— Begin Material provided —
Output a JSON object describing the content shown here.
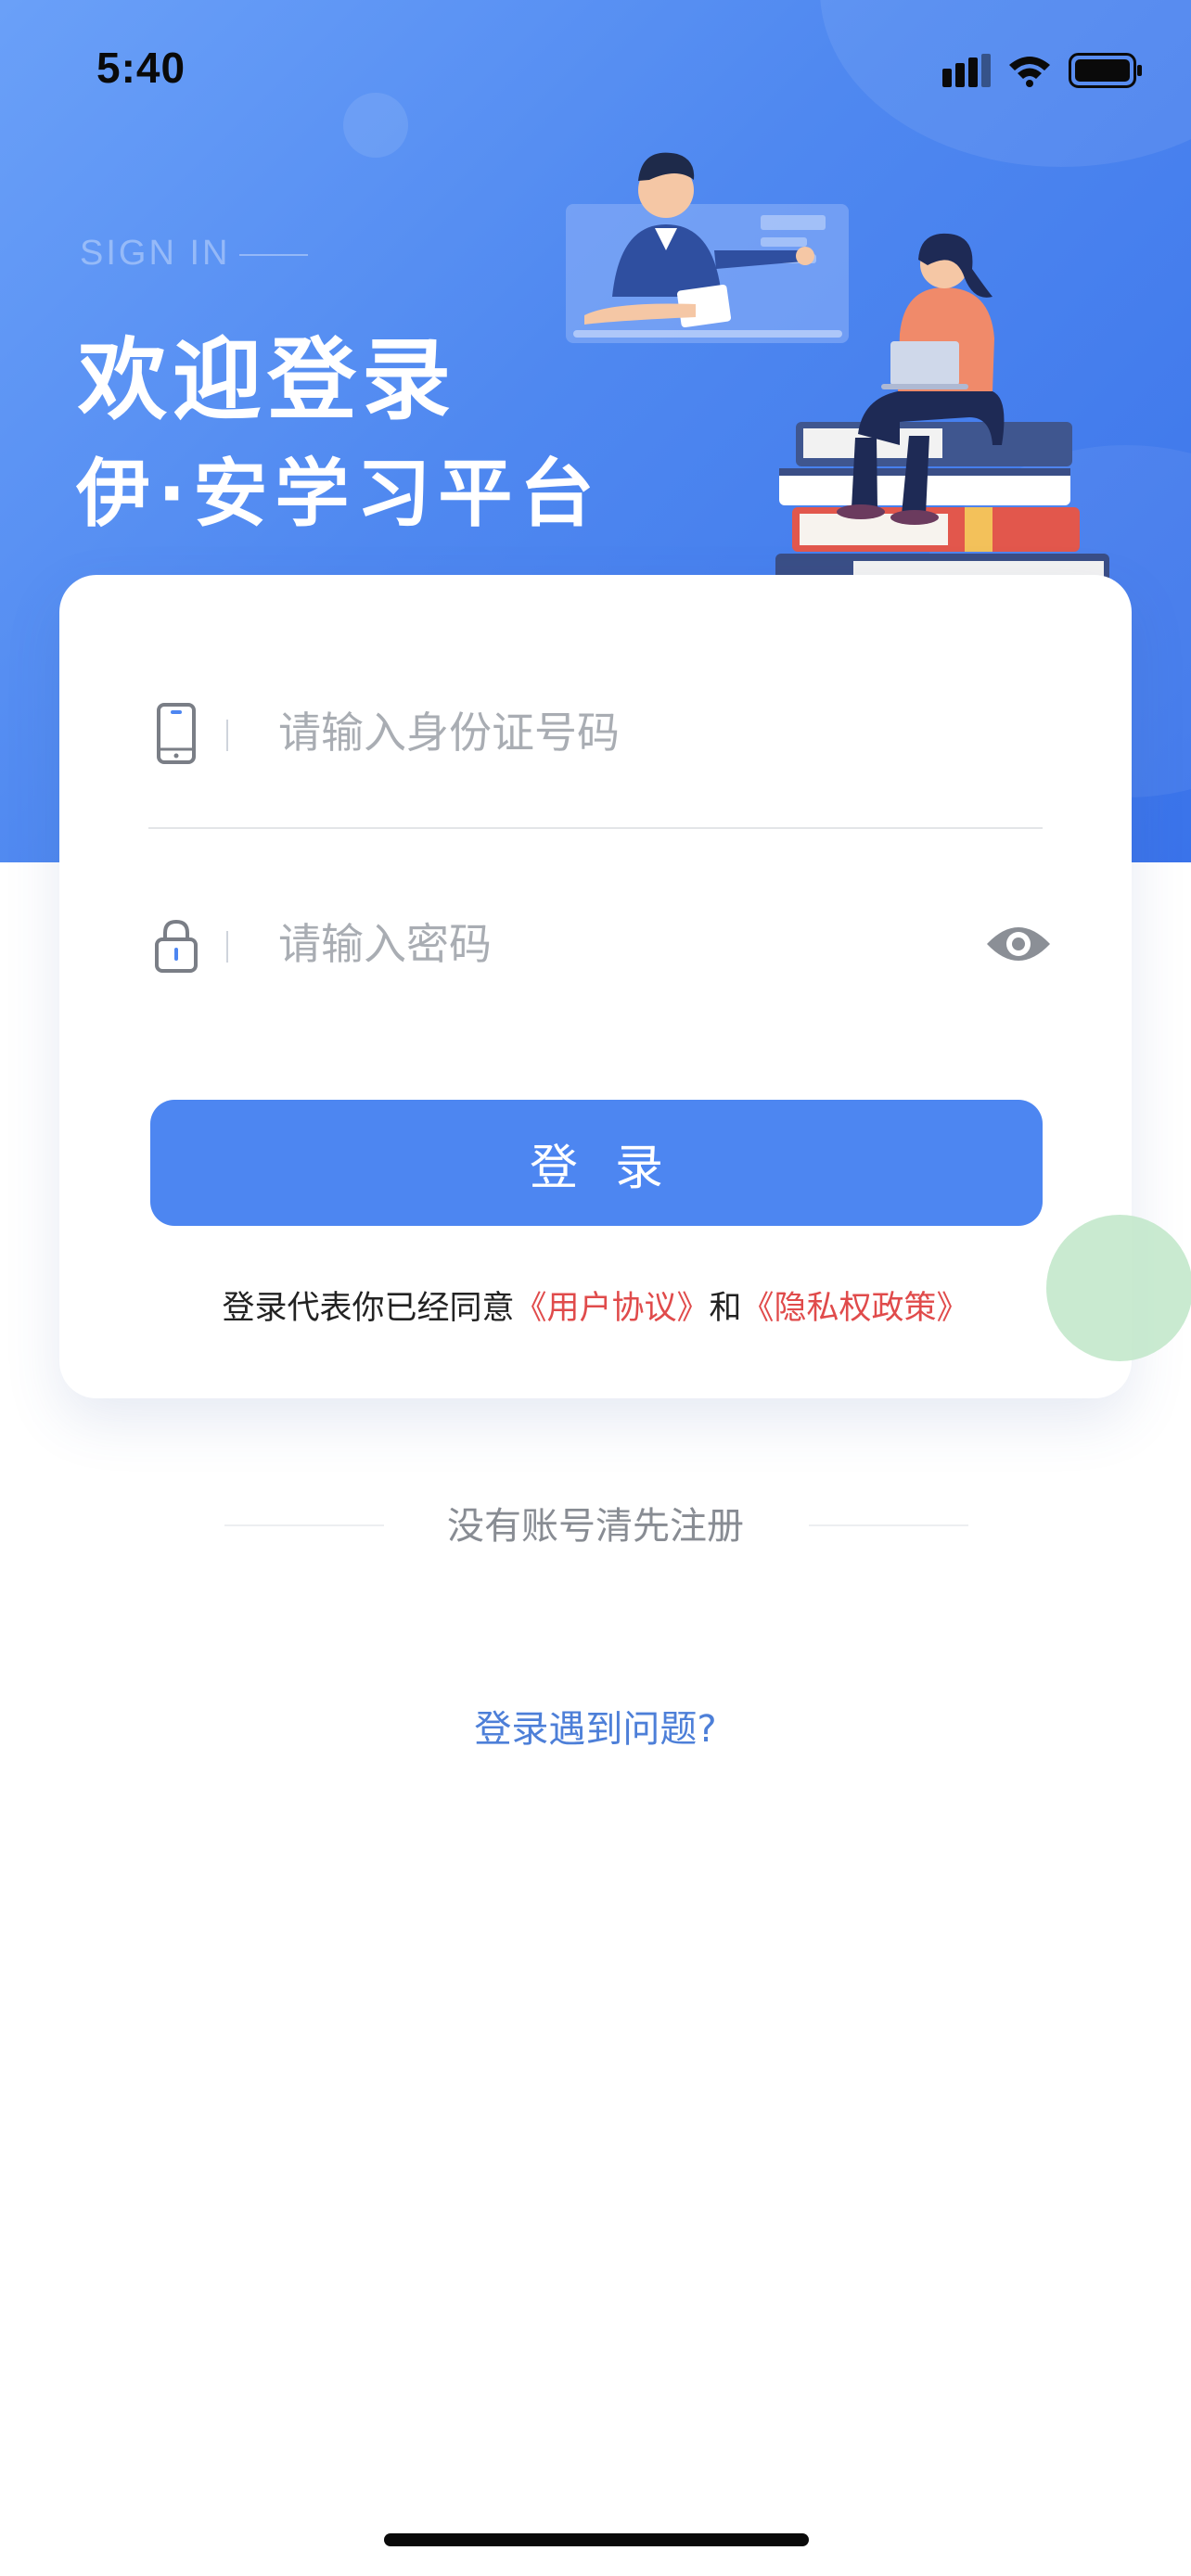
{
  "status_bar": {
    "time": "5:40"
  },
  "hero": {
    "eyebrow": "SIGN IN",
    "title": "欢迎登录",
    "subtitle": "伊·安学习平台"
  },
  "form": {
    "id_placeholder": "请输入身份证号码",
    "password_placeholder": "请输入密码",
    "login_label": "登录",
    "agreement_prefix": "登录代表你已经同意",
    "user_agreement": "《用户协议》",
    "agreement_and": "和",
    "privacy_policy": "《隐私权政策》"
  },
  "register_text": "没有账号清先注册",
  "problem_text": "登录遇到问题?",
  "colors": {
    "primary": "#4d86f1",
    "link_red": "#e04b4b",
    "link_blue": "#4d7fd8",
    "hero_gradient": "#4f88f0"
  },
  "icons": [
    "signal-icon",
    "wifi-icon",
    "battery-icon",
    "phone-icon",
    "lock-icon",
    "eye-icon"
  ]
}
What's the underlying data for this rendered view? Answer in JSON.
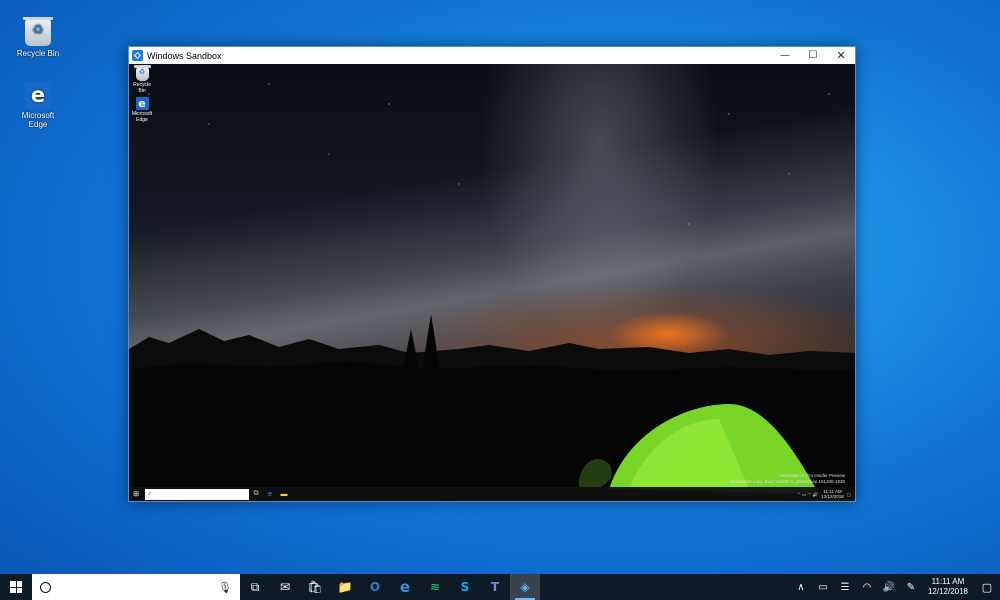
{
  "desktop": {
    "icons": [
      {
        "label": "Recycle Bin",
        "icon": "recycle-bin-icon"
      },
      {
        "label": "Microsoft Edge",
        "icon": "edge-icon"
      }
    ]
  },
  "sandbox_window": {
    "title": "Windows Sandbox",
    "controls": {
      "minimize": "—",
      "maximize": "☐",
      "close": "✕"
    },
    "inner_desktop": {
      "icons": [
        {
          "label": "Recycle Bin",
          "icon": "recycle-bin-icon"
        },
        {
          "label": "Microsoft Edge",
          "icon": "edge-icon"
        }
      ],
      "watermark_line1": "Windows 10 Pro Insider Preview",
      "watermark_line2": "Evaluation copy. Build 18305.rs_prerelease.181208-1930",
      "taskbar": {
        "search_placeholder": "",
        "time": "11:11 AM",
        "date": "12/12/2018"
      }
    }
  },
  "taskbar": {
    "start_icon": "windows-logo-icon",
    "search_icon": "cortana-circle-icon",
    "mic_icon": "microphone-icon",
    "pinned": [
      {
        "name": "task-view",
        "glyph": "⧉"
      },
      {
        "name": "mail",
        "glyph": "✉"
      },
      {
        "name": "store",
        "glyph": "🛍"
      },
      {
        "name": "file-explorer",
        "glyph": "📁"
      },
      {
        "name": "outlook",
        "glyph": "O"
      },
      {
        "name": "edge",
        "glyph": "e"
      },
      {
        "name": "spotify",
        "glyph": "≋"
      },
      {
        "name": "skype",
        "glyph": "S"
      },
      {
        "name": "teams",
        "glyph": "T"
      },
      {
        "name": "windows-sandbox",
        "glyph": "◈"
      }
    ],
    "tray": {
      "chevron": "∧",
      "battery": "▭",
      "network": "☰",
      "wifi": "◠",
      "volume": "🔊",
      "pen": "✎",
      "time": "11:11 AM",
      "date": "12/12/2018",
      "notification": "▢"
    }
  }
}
— End Material provided —
> **What to work on**
Say how many lines contain "glyph", and give nothing but that number.

> **Correct output**
10